### Problems to solve
1. Answer these questions from the passage on Washington and bison, each answer on its own line marked with its letter:
(a) What did Kiashuta give Washington?
(b) From which places was Washington importing donkeys?
(c) What was Washington about to leave Mount Vernon for in 1775?
2. Update the passage on Washington and bison by rewriting the stretch from "Bison provided one" through "trade with Virginians.", changing "Ohio River" to "Kanawha River".
3. Continue the passage on Washington and bison from its last sentence.

### Source document
- Opening Delimiter -

Bison provided one of the foods that sustained Washington and his party on the frontier. While on the Ohio River in 1170, Washington ran into Kiashuta, an Iroquois leader he had met on his mession to the French commandant in 1753. The two men were pleased to see one another, and Washington's "old acquantaince" made a gift to him of "a Quarter of very fine Buffalo..." and expressed an interest in opening up trade with Virginians.
Washington had an interest in raising bison for many years. In 1775, just before he left Mount Vernon for the 2nd Continental Congress, he instructed overseers James Cleveland to "try and buy me all the Buffaloe [sic] Calves you can get and make them as gentle as possible... I am very anxious to raise a Breed of them". It is likely that Washington intended to train young buffalo to pull plows and wagons. He first expressed this idea during the same period in which he was actively importing donkeys from Spain, Malta, and South America, in hopes of raising superior mules for use by the country's farmers. it is possible he might have contemplated a similar cross between cattle and buffalo, in order to obtain a larger, stronger draft animal, which might need less care than oxen, and could even produce a hardier variety of wool than could his sheep.

- Closing Delimiter -

### Dataset items
- Opening Delimiter -

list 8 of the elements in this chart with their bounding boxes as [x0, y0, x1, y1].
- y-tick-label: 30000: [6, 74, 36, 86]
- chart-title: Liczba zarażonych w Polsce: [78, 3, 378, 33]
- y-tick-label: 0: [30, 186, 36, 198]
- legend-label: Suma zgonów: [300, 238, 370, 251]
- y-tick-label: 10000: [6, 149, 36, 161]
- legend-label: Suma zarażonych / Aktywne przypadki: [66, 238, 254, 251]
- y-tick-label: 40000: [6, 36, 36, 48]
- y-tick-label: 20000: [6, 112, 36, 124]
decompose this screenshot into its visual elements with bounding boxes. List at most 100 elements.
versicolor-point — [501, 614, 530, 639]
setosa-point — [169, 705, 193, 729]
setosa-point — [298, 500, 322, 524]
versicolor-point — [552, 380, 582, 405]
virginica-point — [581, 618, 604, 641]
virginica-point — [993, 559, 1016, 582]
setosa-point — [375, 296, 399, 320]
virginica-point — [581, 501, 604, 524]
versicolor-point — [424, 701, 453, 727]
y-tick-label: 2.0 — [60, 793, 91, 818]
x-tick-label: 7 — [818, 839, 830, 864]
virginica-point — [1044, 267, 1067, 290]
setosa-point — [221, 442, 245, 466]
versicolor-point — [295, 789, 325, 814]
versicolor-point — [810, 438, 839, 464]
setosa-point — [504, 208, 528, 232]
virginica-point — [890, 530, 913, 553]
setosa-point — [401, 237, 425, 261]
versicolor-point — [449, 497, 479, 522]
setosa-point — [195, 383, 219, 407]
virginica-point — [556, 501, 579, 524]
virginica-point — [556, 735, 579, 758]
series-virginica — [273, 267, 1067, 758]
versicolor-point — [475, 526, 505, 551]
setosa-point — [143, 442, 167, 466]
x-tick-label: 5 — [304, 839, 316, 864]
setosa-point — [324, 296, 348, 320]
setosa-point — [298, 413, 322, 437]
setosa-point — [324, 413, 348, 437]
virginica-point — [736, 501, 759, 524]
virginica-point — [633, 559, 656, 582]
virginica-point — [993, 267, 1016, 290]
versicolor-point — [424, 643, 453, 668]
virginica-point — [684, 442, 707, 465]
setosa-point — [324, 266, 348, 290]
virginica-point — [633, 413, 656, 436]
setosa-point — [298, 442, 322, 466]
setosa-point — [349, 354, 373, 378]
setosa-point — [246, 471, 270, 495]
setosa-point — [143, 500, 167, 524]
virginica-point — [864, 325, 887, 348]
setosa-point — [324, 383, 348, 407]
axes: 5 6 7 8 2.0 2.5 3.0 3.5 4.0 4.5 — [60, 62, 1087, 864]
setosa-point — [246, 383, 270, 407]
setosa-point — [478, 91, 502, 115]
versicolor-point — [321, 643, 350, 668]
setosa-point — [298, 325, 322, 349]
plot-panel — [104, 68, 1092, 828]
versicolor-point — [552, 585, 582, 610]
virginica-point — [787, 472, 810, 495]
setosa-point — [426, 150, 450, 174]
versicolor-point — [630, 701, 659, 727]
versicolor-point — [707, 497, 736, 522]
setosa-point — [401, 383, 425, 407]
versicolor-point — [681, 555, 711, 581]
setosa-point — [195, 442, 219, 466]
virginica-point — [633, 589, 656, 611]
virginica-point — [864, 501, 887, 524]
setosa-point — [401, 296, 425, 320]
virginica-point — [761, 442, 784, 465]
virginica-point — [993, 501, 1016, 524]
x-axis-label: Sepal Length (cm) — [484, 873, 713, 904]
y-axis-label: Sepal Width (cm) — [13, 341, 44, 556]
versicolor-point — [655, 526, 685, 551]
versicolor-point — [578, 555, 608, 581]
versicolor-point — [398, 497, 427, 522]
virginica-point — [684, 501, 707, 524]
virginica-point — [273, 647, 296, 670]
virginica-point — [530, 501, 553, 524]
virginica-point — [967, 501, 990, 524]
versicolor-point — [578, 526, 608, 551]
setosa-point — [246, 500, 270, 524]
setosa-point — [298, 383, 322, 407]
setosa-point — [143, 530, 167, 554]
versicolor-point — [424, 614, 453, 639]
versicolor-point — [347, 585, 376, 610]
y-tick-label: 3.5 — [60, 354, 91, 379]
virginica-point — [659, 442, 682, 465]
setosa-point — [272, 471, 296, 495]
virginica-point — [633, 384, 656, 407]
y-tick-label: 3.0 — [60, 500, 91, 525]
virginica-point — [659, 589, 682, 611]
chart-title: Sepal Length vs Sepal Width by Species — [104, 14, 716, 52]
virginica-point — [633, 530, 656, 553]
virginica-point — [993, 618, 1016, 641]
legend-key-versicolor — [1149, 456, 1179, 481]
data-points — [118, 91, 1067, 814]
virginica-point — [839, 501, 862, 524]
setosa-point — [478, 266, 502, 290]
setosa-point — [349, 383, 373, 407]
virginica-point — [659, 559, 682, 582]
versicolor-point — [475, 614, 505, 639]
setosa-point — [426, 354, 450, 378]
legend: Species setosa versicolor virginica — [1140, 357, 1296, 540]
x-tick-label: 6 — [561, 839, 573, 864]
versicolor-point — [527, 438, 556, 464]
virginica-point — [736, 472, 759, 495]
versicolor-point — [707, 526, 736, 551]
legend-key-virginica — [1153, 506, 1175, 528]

- Closing Delimiter -

### Activity answers
1.
(a) A quarter of very fine buffalo.
(b) Spain, Malta, and South America.
(c) The 2nd Continental Congress.

2.
Bison provided one of the foods that sustained Washington and his party on the frontier. While on the Kanawha River in 1170, Washington ran into Kiashuta, an Iroquois leader he had met on his mession to the French commandant in 1753. The two men were pleased to see one another, and Washington's "old acquantaince" made a gift to him of "a Quarter of very fine Buffalo..." and expressed an interest in opening up trade with Virginians.

3.
Though it took many years, George Washington did finally recieve some bison at Mount Vernon, although it is not known exactly when they arrived at Mount Vernon or if he was alive when they came. While no buffalo appear on the inventory of the estate done by Washington's executors, an account of a public sale held ten months after his death shows that one cow and one heifer were sold for $9.98 and $5.83, respectively; in both cases, the buy was Lawrence Lewis, George Washington's nephew.
In the 1790s, during George Washington’s presidency, when the government was settled in Philadelphia, his step-granddaughter Nelly had a green parrot as a pet. She wrote to tell a friend in 1794 that she was teaching the bird to sing, with admittedly dubious results: “…I…had the honor & glory of teaching our pretty green pet to sing Pauvre Madelon. You may guess what kind it was. A master peice [sic] of thorough Base [sic] (in music spelt [sic] Bass [sic], but I thought Base [sic] would give you a better idea of his harmonious voice) he is vastly improved I assure you….”
As the family was packing up to go home to Mount Vernon after George Washington’s retirement in early March of 1797, the exasperated former president complained in a letter that, “On one side I am called upon to remember the Parrot [sic], on the other to remember the dog. For my own part I should not pine much if both were forgot.”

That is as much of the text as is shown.